== REQUEST ==
Copy all the data exactly, except the pictures.

== PROVIDED RECORDS ==

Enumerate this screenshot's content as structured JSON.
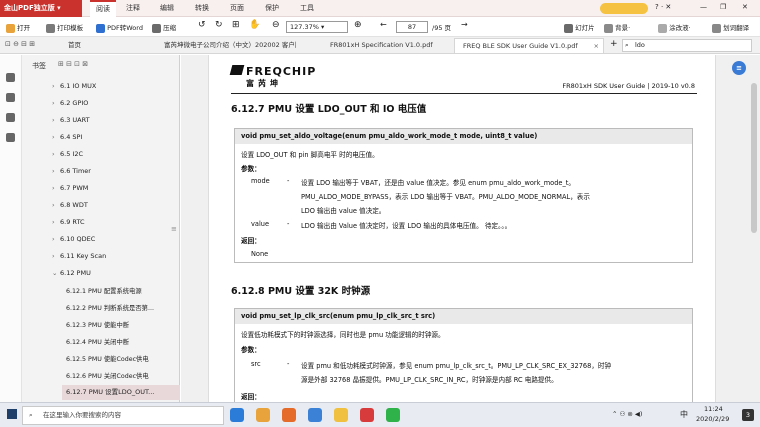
{
  "app": {
    "name": "金山PDF独立版",
    "dropdown": "▾"
  },
  "menu": [
    "阅读",
    "注释",
    "编辑",
    "转换",
    "页面",
    "保护",
    "工具"
  ],
  "window": {
    "tools": "? · ✕",
    "minimize": "—",
    "restore": "❐",
    "close": "✕"
  },
  "toolbar": {
    "open": "打开",
    "template": "打印模板",
    "pdf2word": "PDF转Word",
    "compress": "压缩",
    "zoom": "127.37%",
    "page": "87",
    "total": "/95 页",
    "slideshow": "幻灯片",
    "background": "背景·",
    "annotation": "涂改液·",
    "translate": "划词翻译"
  },
  "tabs": {
    "home": "首页",
    "tab1": "富芮坤微电子公司介绍（中文）202002 客户版.pdf",
    "tab2": "FR801xH Specification V1.0.pdf",
    "tab3": "FREQ BLE SDK User Guide V1.0.pdf",
    "add": "+",
    "search_placeholder": "ldo"
  },
  "sidebar": {
    "title": "书签",
    "items": [
      {
        "label": "6.1 IO MUX"
      },
      {
        "label": "6.2 GPIO"
      },
      {
        "label": "6.3 UART"
      },
      {
        "label": "6.4 SPI"
      },
      {
        "label": "6.5 I2C"
      },
      {
        "label": "6.6 Timer"
      },
      {
        "label": "6.7 PWM"
      },
      {
        "label": "6.8 WDT"
      },
      {
        "label": "6.9 RTC"
      },
      {
        "label": "6.10 QDEC"
      },
      {
        "label": "6.11 Key Scan"
      },
      {
        "label": "6.12 PMU"
      }
    ],
    "subitems": [
      {
        "label": "6.12.1 PMU 配置系统电源"
      },
      {
        "label": "6.12.2 PMU 判断系统是否第..."
      },
      {
        "label": "6.12.3 PMU 使能中断"
      },
      {
        "label": "6.12.4 PMU 关闭中断"
      },
      {
        "label": "6.12.5 PMU 使能Codec供电"
      },
      {
        "label": "6.12.6 PMU 关闭Codec供电"
      },
      {
        "label": "6.12.7 PMU 设置LDO_OUT..."
      }
    ]
  },
  "doc": {
    "logo_en": "FREQCHIP",
    "logo_cn": "富芮坤",
    "header": "FR801xH SDK User Guide | 2019-10 v0.8",
    "s1": {
      "title": "6.12.7 PMU 设置 LDO_OUT 和 IO 电压值",
      "sig": "void pmu_set_aldo_voltage(enum pmu_aldo_work_mode_t mode, uint8_t value)",
      "desc": "设置 LDO_OUT 和 pin 脚高电平 时的电压值。",
      "params": "参数：",
      "p1name": "mode",
      "p1dash": "-",
      "p1l1": "设置 LDO 输出等于 VBAT，还是由 value 值决定。参见 enum pmu_aldo_work_mode_t。",
      "p1l2": "PMU_ALDO_MODE_BYPASS，表示 LDO 输出等于 VBAT。PMU_ALDO_MODE_NORMAL，表示",
      "p1l3": "LDO 输出由 value 值决定。",
      "p2name": "value",
      "p2dash": "-",
      "p2l1": "LDO 输出由 Value 值决定时，设置 LDO 输出的具体电压值。 待定。。。",
      "ret": "返回：",
      "retval": "None"
    },
    "s2": {
      "title": "6.12.8 PMU 设置 32K 时钟源",
      "sig": "void pmu_set_lp_clk_src(enum pmu_lp_clk_src_t src)",
      "desc": "设置低功耗模式下的时钟源选择，同时也是 pmu 功能逻辑的时钟源。",
      "params": "参数：",
      "p1name": "src",
      "p1dash": "-",
      "p1l1": "设置 pmu 和低功耗模式时钟源，参见 enum pmu_lp_clk_src_t。PMU_LP_CLK_SRC_EX_32768，时钟",
      "p1l2": "源是外部 32768 晶振提供。PMU_LP_CLK_SRC_IN_RC，时钟源是内部 RC 电路提供。",
      "ret": "返回："
    }
  },
  "taskbar": {
    "search_placeholder": "在这里输入你要搜索的内容",
    "ime": "中",
    "time": "11:24",
    "date": "2020/2/29",
    "notif": "3"
  },
  "colors": {
    "brand": "#c9322d",
    "selected": "#e8d8da"
  }
}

== THE REPLY ==
Enumerate this screenshot's content as structured JSON.
{
  "app": {
    "name": "金山PDF独立版",
    "dropdown": "▾"
  },
  "menu": [
    "阅读",
    "注释",
    "编辑",
    "转换",
    "页面",
    "保护",
    "工具"
  ],
  "window": {
    "tools": "? · ✕",
    "minimize": "—",
    "restore": "❐",
    "close": "✕"
  },
  "toolbar": {
    "open": "打开",
    "template": "打印模板",
    "pdf2word": "PDF转Word",
    "compress": "压缩",
    "zoom": "127.37%",
    "page": "87",
    "total": "/95 页",
    "slideshow": "幻灯片",
    "background": "背景·",
    "annotation": "涂改液·",
    "translate": "划词翻译"
  },
  "tabs": {
    "home": "首页",
    "tab1": "富芮坤微电子公司介绍（中文）202002 客户版.pdf",
    "tab2": "FR801xH Specification V1.0.pdf",
    "tab3": "FREQ BLE SDK User Guide V1.0.pdf",
    "add": "+",
    "search_placeholder": "ldo"
  },
  "sidebar": {
    "title": "书签",
    "items": [
      {
        "label": "6.1 IO MUX"
      },
      {
        "label": "6.2 GPIO"
      },
      {
        "label": "6.3 UART"
      },
      {
        "label": "6.4 SPI"
      },
      {
        "label": "6.5 I2C"
      },
      {
        "label": "6.6 Timer"
      },
      {
        "label": "6.7 PWM"
      },
      {
        "label": "6.8 WDT"
      },
      {
        "label": "6.9 RTC"
      },
      {
        "label": "6.10 QDEC"
      },
      {
        "label": "6.11 Key Scan"
      },
      {
        "label": "6.12 PMU"
      }
    ],
    "subitems": [
      {
        "label": "6.12.1 PMU 配置系统电源"
      },
      {
        "label": "6.12.2 PMU 判断系统是否第..."
      },
      {
        "label": "6.12.3 PMU 使能中断"
      },
      {
        "label": "6.12.4 PMU 关闭中断"
      },
      {
        "label": "6.12.5 PMU 使能Codec供电"
      },
      {
        "label": "6.12.6 PMU 关闭Codec供电"
      },
      {
        "label": "6.12.7 PMU 设置LDO_OUT..."
      }
    ]
  },
  "doc": {
    "logo_en": "FREQCHIP",
    "logo_cn": "富芮坤",
    "header": "FR801xH SDK User Guide | 2019-10 v0.8",
    "s1": {
      "title": "6.12.7 PMU 设置 LDO_OUT 和 IO 电压值",
      "sig": "void pmu_set_aldo_voltage(enum pmu_aldo_work_mode_t mode, uint8_t value)",
      "desc": "设置 LDO_OUT 和 pin 脚高电平 时的电压值。",
      "params": "参数：",
      "p1name": "mode",
      "p1dash": "-",
      "p1l1": "设置 LDO 输出等于 VBAT，还是由 value 值决定。参见 enum pmu_aldo_work_mode_t。",
      "p1l2": "PMU_ALDO_MODE_BYPASS，表示 LDO 输出等于 VBAT。PMU_ALDO_MODE_NORMAL，表示",
      "p1l3": "LDO 输出由 value 值决定。",
      "p2name": "value",
      "p2dash": "-",
      "p2l1": "LDO 输出由 Value 值决定时，设置 LDO 输出的具体电压值。 待定。。。",
      "ret": "返回：",
      "retval": "None"
    },
    "s2": {
      "title": "6.12.8 PMU 设置 32K 时钟源",
      "sig": "void pmu_set_lp_clk_src(enum pmu_lp_clk_src_t src)",
      "desc": "设置低功耗模式下的时钟源选择，同时也是 pmu 功能逻辑的时钟源。",
      "params": "参数：",
      "p1name": "src",
      "p1dash": "-",
      "p1l1": "设置 pmu 和低功耗模式时钟源，参见 enum pmu_lp_clk_src_t。PMU_LP_CLK_SRC_EX_32768，时钟",
      "p1l2": "源是外部 32768 晶振提供。PMU_LP_CLK_SRC_IN_RC，时钟源是内部 RC 电路提供。",
      "ret": "返回："
    }
  },
  "taskbar": {
    "search_placeholder": "在这里输入你要搜索的内容",
    "ime": "中",
    "time": "11:24",
    "date": "2020/2/29",
    "notif": "3"
  },
  "colors": {
    "brand": "#c9322d",
    "selected": "#e8d8da"
  }
}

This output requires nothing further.